▸ Task description:
Copy each line of the entries beneath that contains the word "Nice".

▸ Task data:
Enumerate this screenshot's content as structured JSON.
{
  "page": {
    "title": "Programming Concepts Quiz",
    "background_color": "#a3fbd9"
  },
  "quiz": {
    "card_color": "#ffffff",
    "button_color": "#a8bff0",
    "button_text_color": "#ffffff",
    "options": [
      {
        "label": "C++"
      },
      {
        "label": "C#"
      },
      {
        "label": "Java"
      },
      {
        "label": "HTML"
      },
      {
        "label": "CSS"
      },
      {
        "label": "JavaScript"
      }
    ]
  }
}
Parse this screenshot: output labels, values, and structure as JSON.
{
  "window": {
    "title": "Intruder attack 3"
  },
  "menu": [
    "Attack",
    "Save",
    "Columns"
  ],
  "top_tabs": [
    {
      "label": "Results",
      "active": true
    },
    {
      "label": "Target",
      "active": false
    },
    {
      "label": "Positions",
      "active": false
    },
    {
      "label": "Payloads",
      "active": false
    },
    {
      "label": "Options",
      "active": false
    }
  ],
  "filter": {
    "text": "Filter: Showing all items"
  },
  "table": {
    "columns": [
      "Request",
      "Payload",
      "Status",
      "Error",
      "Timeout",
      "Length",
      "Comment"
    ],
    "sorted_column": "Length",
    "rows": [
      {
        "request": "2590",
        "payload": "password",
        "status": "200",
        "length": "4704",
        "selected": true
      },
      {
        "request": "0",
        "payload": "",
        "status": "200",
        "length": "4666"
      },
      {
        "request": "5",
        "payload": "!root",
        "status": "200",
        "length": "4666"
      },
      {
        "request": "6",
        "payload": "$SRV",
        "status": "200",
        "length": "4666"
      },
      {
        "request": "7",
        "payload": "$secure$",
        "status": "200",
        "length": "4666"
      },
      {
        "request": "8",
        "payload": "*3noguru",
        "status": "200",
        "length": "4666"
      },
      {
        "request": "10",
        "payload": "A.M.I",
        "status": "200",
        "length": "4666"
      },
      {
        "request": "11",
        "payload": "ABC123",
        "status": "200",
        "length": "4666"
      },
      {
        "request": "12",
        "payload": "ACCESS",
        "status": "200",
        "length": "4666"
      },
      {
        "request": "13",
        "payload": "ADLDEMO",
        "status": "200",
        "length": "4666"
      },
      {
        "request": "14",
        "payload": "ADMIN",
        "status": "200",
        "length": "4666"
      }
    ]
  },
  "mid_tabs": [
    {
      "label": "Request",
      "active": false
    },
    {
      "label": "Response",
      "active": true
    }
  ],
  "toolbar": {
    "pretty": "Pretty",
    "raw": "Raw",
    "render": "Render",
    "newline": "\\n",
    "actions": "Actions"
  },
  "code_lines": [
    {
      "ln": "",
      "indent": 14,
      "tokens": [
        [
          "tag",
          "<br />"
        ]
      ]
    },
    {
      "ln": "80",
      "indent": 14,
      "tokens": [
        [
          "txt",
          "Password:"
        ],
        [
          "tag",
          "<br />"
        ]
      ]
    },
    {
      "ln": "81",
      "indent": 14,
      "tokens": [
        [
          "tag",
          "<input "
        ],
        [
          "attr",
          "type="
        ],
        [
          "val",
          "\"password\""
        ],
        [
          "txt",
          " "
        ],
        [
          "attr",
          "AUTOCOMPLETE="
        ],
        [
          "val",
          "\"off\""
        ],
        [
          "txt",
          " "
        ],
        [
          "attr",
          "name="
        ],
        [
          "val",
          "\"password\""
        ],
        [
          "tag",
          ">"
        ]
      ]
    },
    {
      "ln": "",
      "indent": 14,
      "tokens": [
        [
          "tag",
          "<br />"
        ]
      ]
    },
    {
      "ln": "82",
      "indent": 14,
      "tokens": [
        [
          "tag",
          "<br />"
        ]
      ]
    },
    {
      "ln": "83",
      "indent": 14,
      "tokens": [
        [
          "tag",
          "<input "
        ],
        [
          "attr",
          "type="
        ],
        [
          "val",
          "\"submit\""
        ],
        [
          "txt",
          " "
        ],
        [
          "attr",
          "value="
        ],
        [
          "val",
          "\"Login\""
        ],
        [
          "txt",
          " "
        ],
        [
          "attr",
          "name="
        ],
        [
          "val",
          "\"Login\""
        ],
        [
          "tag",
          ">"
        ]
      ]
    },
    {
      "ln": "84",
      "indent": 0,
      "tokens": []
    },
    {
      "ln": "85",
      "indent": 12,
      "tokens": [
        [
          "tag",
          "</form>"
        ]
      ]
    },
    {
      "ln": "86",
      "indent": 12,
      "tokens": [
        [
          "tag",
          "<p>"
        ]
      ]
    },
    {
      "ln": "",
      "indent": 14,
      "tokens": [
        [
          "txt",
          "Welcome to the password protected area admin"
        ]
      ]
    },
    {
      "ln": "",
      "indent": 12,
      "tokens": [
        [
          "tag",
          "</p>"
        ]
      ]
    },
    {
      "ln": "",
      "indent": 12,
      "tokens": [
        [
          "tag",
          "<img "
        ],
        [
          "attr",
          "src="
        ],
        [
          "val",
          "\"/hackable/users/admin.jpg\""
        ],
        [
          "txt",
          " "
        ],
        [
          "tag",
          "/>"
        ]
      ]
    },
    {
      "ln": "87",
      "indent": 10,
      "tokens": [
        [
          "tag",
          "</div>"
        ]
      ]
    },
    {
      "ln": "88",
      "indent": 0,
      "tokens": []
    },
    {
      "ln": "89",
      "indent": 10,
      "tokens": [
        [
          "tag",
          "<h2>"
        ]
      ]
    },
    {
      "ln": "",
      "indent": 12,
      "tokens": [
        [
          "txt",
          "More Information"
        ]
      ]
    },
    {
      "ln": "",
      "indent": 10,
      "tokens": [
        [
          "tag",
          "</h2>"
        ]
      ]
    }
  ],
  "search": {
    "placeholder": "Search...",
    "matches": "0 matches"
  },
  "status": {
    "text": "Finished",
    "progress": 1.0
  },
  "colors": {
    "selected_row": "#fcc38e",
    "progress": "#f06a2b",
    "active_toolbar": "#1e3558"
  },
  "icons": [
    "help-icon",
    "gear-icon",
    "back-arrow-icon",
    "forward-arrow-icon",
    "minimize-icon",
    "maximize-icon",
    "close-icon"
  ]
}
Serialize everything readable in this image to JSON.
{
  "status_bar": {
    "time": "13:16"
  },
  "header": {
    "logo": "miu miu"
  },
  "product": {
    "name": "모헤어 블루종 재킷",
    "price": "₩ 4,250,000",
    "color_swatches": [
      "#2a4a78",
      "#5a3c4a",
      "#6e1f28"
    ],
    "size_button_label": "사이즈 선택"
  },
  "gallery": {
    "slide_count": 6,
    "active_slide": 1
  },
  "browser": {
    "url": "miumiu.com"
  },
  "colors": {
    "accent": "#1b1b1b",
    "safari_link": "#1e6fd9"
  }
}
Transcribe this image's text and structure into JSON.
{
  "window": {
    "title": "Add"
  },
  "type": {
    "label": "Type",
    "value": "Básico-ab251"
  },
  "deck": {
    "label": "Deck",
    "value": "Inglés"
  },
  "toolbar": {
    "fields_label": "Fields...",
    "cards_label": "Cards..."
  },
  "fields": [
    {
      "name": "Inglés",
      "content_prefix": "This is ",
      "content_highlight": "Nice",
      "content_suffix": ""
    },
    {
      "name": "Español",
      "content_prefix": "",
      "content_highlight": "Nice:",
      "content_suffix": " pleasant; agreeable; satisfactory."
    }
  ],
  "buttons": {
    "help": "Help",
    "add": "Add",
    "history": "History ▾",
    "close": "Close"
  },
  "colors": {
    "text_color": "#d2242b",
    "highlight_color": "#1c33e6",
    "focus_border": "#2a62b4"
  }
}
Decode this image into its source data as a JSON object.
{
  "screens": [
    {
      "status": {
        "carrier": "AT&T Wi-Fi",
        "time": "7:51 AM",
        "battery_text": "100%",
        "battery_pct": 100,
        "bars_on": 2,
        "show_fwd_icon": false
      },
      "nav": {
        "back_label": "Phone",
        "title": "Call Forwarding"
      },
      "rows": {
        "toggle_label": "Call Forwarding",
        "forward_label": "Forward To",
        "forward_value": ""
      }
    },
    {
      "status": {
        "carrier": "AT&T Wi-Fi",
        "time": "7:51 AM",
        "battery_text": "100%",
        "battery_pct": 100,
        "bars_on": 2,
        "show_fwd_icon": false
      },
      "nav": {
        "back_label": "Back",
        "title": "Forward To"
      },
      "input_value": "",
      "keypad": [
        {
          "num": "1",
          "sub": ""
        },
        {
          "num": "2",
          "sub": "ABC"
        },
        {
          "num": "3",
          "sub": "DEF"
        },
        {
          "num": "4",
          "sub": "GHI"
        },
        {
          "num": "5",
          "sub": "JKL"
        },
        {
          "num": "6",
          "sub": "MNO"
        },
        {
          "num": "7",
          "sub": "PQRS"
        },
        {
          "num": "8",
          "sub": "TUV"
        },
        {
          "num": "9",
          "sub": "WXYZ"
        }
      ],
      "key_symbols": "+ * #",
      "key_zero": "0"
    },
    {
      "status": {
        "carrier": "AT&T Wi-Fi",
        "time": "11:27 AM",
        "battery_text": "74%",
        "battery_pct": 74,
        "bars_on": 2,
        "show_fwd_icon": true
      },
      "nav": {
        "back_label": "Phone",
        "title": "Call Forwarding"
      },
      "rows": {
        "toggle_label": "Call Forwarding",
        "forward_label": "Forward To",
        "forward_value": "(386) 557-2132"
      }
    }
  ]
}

▸ Exercise solution:
      "content_highlight": "Nice",
      "content_highlight": "Nice:",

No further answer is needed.